- What to work on
Scan the listing and work out how many lines contain the word "kind". Nothing but the number should be given.

- Records provided

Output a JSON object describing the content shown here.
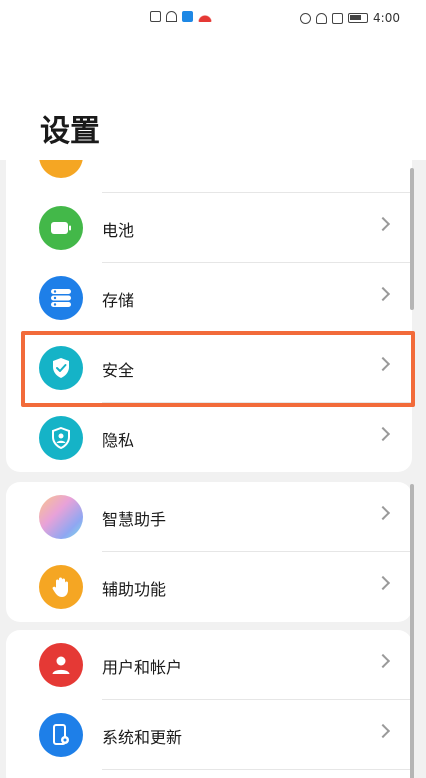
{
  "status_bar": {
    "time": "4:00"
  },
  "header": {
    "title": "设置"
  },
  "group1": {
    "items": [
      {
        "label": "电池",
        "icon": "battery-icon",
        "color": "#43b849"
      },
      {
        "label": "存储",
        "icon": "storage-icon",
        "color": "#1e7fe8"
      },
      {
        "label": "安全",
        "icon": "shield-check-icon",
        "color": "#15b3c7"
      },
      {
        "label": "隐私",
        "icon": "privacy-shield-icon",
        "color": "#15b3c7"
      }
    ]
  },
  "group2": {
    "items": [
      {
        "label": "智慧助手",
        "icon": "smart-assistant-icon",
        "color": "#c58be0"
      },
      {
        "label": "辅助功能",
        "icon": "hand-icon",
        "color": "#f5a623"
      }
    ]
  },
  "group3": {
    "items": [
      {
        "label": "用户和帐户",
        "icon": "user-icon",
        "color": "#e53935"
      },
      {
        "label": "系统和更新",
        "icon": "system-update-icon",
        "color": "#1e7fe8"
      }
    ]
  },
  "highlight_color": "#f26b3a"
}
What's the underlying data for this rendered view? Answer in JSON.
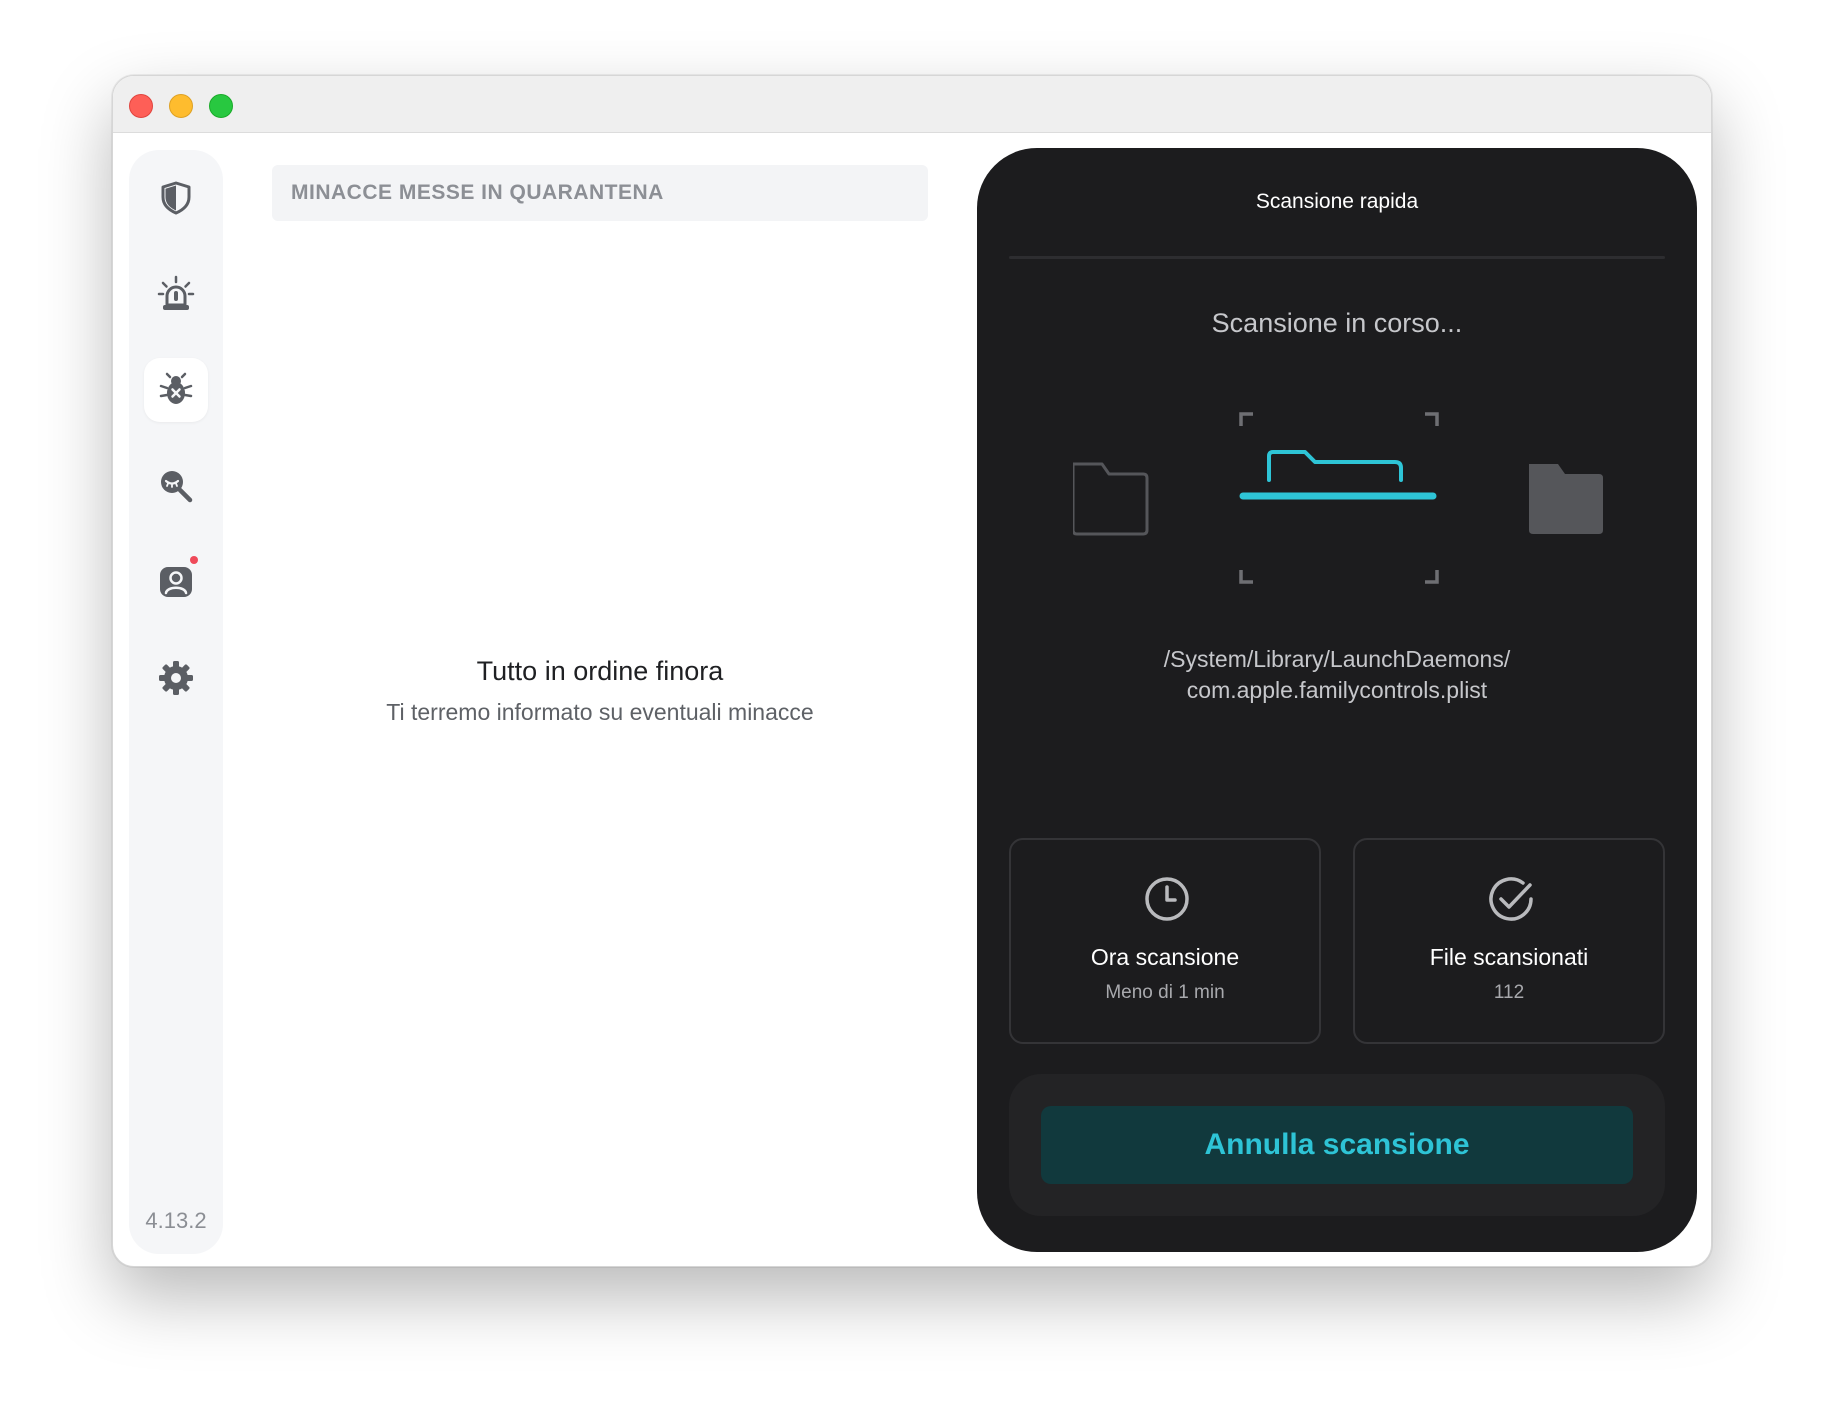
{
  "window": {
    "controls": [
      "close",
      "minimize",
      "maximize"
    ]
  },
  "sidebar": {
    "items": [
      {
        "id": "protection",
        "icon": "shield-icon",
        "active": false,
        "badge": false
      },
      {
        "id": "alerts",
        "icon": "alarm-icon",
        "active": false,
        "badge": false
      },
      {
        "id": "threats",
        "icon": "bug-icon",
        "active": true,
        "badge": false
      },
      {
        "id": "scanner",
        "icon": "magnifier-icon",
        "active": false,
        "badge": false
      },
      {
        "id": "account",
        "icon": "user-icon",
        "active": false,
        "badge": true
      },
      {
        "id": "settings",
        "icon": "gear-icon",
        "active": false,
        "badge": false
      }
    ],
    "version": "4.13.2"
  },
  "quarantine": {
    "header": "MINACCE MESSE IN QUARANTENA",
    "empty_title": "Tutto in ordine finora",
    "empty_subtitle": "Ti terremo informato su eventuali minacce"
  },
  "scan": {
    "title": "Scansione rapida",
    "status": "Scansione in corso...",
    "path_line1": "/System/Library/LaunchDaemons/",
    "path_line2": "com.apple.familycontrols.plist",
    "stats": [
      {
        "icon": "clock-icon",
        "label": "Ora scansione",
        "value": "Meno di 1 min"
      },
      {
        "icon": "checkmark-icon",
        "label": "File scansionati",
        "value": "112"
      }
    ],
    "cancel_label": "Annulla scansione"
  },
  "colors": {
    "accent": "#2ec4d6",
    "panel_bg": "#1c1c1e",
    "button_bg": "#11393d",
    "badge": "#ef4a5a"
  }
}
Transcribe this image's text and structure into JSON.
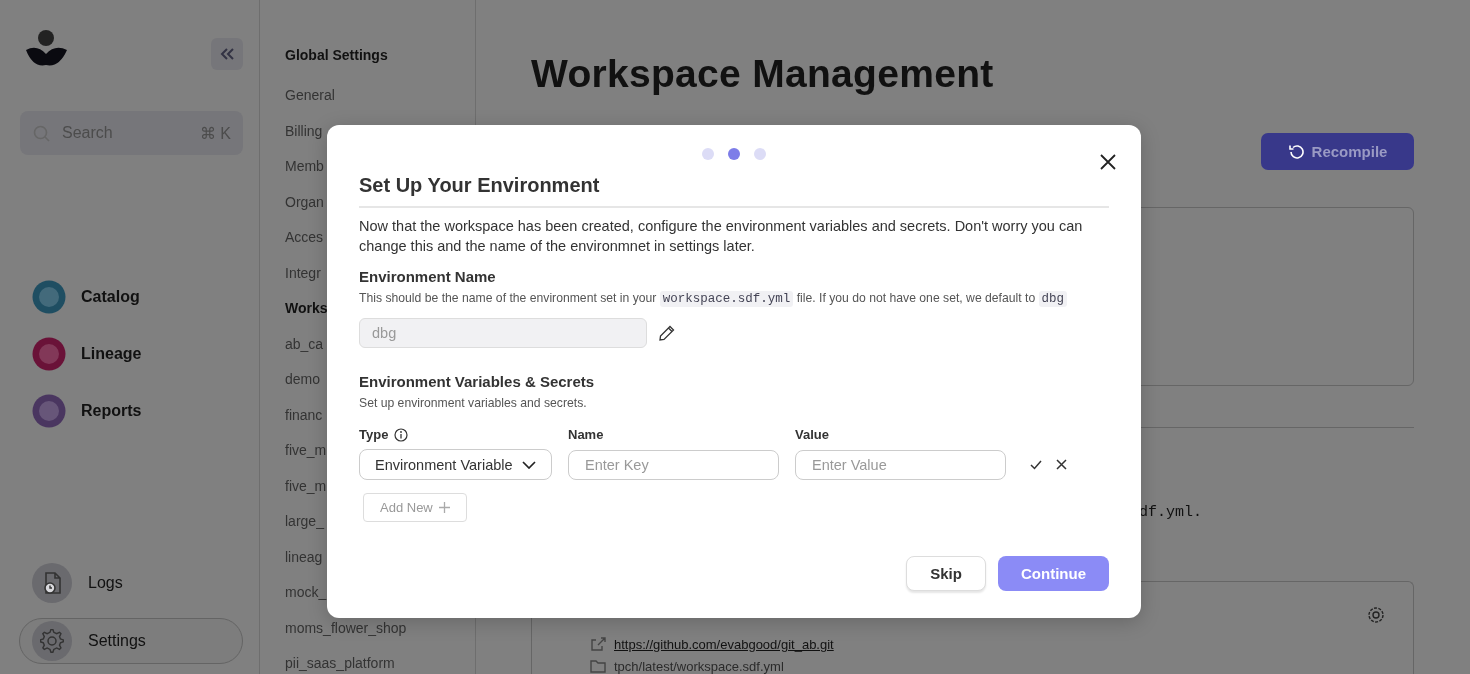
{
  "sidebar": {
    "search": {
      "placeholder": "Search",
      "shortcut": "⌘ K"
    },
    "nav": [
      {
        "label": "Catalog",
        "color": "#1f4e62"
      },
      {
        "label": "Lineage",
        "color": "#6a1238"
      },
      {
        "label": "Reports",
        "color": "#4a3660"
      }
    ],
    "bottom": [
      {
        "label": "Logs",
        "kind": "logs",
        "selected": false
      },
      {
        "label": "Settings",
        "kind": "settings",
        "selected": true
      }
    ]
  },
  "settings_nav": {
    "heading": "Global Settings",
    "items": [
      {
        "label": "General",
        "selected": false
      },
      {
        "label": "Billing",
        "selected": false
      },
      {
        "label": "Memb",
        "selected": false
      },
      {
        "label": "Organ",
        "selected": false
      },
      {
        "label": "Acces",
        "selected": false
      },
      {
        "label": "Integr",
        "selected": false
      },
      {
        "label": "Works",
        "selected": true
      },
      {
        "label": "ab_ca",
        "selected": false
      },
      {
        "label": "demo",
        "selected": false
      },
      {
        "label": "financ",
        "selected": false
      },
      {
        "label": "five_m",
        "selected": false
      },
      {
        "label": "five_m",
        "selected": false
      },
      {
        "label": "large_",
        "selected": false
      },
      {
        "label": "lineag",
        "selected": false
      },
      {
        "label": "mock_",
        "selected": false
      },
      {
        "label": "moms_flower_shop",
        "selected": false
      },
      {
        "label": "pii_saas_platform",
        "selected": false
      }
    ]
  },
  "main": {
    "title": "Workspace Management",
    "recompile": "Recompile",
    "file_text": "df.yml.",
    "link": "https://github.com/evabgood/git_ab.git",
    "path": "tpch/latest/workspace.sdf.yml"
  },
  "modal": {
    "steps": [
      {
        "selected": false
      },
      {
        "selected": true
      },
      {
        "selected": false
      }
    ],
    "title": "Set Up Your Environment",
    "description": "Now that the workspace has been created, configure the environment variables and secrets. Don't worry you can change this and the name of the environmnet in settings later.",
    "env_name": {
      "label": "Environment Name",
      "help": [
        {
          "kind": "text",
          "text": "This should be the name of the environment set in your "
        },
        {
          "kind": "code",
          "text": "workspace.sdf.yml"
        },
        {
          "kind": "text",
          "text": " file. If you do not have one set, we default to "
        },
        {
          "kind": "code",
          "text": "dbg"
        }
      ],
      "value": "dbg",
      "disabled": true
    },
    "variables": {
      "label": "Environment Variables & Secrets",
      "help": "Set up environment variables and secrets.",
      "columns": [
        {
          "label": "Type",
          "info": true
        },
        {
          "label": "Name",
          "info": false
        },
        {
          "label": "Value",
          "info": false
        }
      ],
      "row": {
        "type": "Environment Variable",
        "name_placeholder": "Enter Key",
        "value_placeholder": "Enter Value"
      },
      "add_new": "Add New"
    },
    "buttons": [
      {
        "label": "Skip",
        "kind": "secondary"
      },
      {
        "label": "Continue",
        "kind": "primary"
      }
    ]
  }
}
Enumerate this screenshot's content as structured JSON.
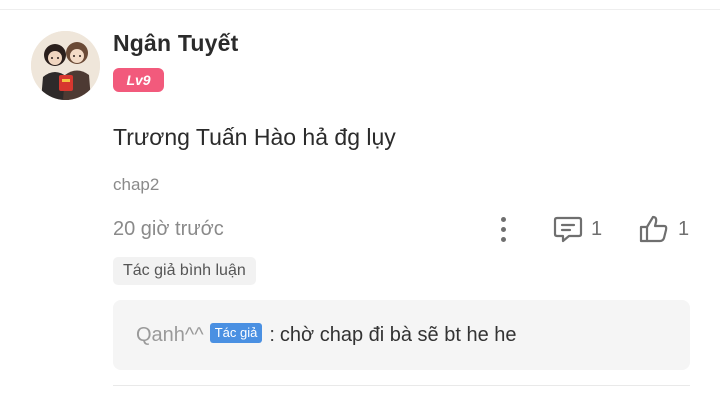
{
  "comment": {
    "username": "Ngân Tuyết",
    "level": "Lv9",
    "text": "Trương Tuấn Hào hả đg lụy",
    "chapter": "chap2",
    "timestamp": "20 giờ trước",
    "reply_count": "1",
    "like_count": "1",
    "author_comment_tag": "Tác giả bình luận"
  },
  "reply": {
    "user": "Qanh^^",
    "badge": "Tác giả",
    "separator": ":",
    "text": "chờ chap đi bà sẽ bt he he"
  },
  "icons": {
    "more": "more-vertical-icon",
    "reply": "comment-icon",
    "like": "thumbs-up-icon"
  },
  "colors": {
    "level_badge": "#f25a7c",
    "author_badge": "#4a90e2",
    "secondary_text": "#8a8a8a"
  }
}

- Task answer
8